> **WHAT TO PRODUCE**
Search the listing below for the string "meta" and show each line that contains it.
□ □ □ □ □
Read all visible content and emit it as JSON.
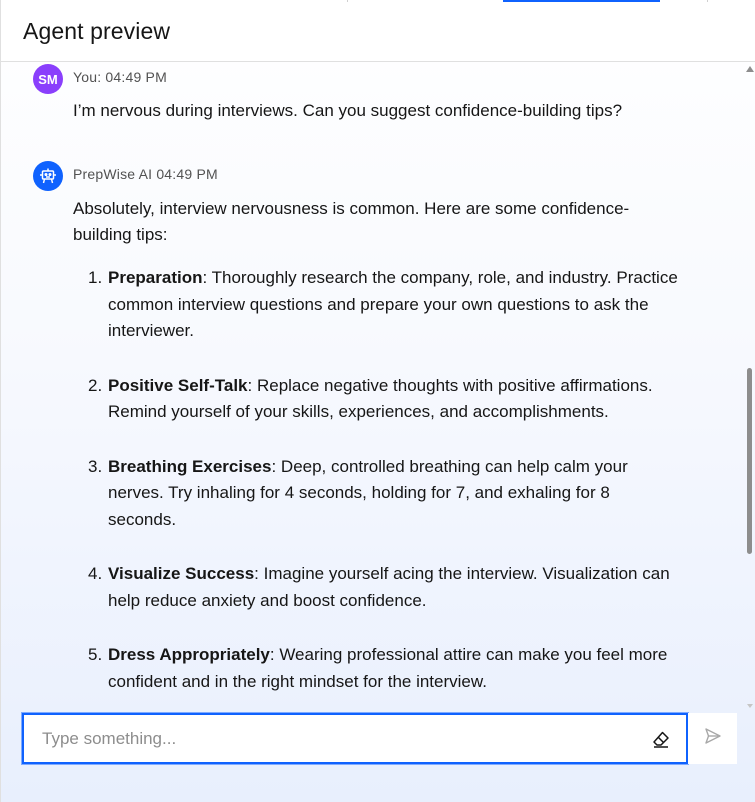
{
  "header": {
    "title": "Agent preview"
  },
  "messages": [
    {
      "author_initials": "SM",
      "meta": "You: 04:49 PM",
      "text": "I’m nervous during interviews. Can you suggest confidence-building tips?"
    },
    {
      "meta": "PrepWise AI 04:49 PM",
      "intro_line1": "Absolutely, interview nervousness is common. Here are some confidence-",
      "intro_line2": "building tips:",
      "tips": [
        {
          "num": "1.",
          "title": "Preparation",
          "body": ": Thoroughly research the company, role, and industry. Practice common interview questions and prepare your own questions to ask the interviewer."
        },
        {
          "num": "2.",
          "title": "Positive Self-Talk",
          "body": ": Replace negative thoughts with positive affirmations. Remind yourself of your skills, experiences, and accomplishments."
        },
        {
          "num": "3.",
          "title": "Breathing Exercises",
          "body": ": Deep, controlled breathing can help calm your nerves. Try inhaling for 4 seconds, holding for 7, and exhaling for 8 seconds."
        },
        {
          "num": "4.",
          "title": "Visualize Success",
          "body": ": Imagine yourself acing the interview. Visualization can help reduce anxiety and boost confidence."
        },
        {
          "num": "5.",
          "title": "Dress Appropriately",
          "body": ": Wearing professional attire can make you feel more confident and in the right mindset for the interview."
        }
      ]
    }
  ],
  "composer": {
    "placeholder": "Type something...",
    "value": ""
  },
  "icons": {
    "bot_avatar": "robot-icon",
    "clear": "eraser-icon",
    "send": "send-icon"
  },
  "colors": {
    "accent": "#0f62fe",
    "user_avatar": "#8a3ffc",
    "bot_avatar": "#0f62fe"
  }
}
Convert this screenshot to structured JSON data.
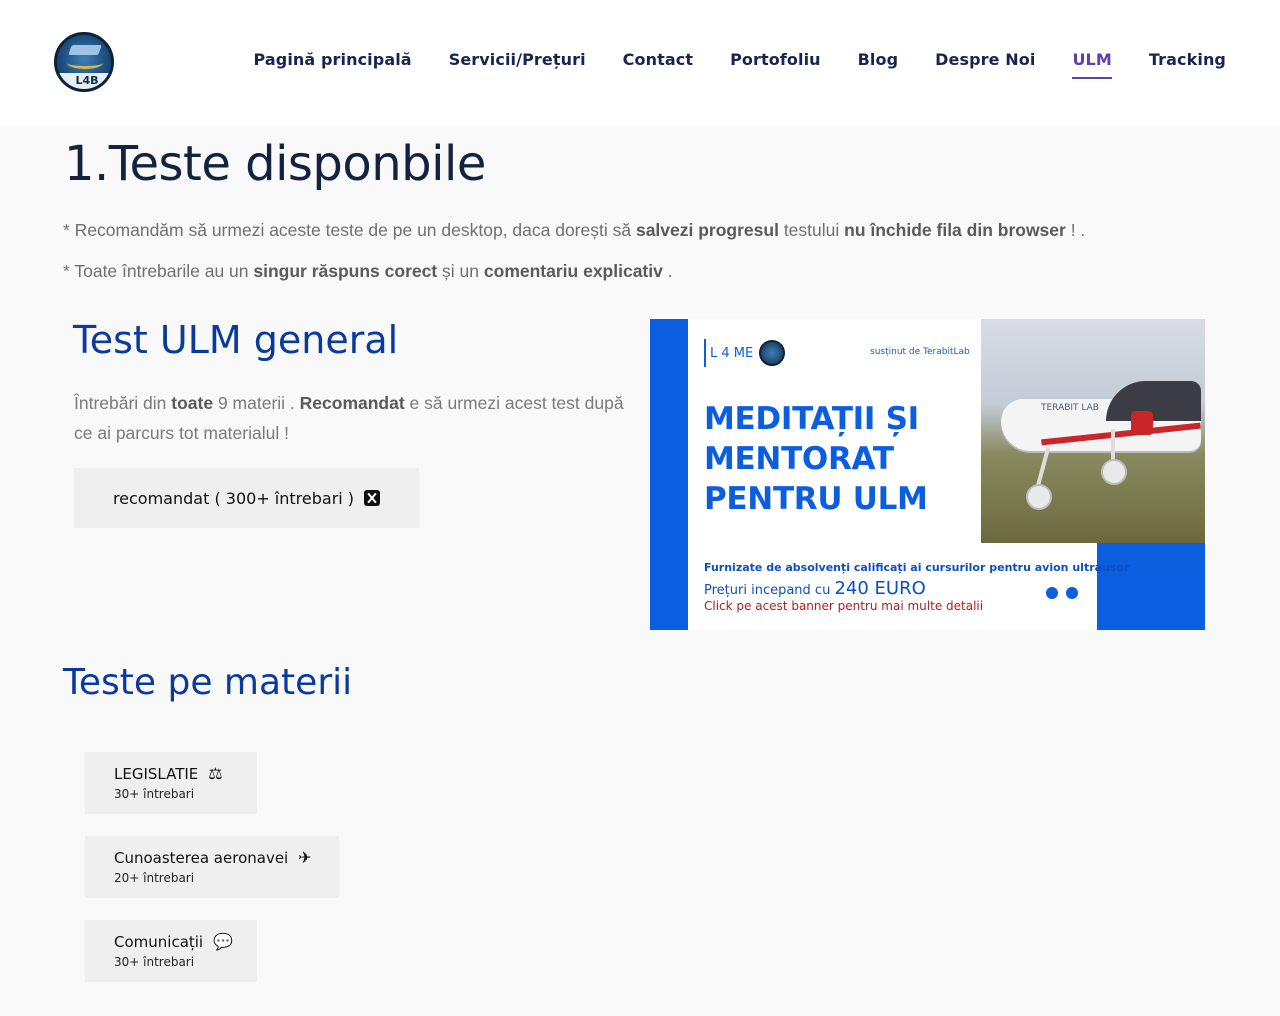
{
  "nav": {
    "items": [
      {
        "label": "Pagină principală",
        "active": false
      },
      {
        "label": "Servicii/Prețuri",
        "active": false
      },
      {
        "label": "Contact",
        "active": false
      },
      {
        "label": "Portofoliu",
        "active": false
      },
      {
        "label": "Blog",
        "active": false
      },
      {
        "label": "Despre Noi",
        "active": false
      },
      {
        "label": "ULM",
        "active": true
      },
      {
        "label": "Tracking",
        "active": false
      }
    ],
    "active_color": "#5b3fb3"
  },
  "logo": {
    "text": "L4B",
    "icon": "graduation-book-logo"
  },
  "page": {
    "title": "1.Teste disponbile",
    "note1": {
      "p1": "* Recomandăm să urmezi aceste teste de pe un desktop, daca dorești să ",
      "b1": "salvezi progresul",
      "p2": " testului ",
      "b2": "nu închide fila din browser",
      "p3": " ! ."
    },
    "note2": {
      "p1": "* Toate întrebarile au un ",
      "b1": "singur răspuns corect",
      "p2": " și un ",
      "b2": "comentariu explicativ",
      "p3": " ."
    }
  },
  "general_test": {
    "title": "Test ULM general",
    "desc": {
      "p1": "Întrebări din ",
      "b1": "toate",
      "p2": " 9 materii . ",
      "b2": "Recomandat",
      "p3": " e să urmezi acest test după ce ai parcurs tot materialul !"
    },
    "button_label": "recomandat ( 300+ întrebari )",
    "button_icon": "x-square-icon"
  },
  "banner": {
    "logo_text": "L 4 ME",
    "supported": "susținut de TerabitLab",
    "headline_lines": [
      "MEDITAȚII ȘI",
      "MENTORAT",
      "PENTRU ULM"
    ],
    "line1": "Furnizate de absolvenți calificați ai cursurilor pentru avion ultrausor",
    "line2_prefix": "Prețuri incepand cu ",
    "line2_price": "240 EURO",
    "line3": "Click pe acest banner pentru mai multe detalii",
    "plane_brand": "TERABIT LAB",
    "colors": {
      "blue": "#0c5ee0",
      "red": "#b01e1e"
    }
  },
  "subjects_section": {
    "title": "Teste pe materii",
    "items": [
      {
        "label": "LEGISLATIE",
        "count": "30+ întrebari",
        "icon": "scale-icon",
        "glyph": "⚖"
      },
      {
        "label": "Cunoasterea aeronavei",
        "count": "20+ întrebari",
        "icon": "airplane-icon",
        "glyph": "✈"
      },
      {
        "label": "Comunicații",
        "count": "30+ întrebari",
        "icon": "chat-bubbles-icon",
        "glyph": "💬"
      }
    ]
  }
}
□ □ □ □ □
> **RESPONSE TO THIS TASK**
      "meta": "You: 04:49 PM",
      "meta": "PrepWise AI 04:49 PM",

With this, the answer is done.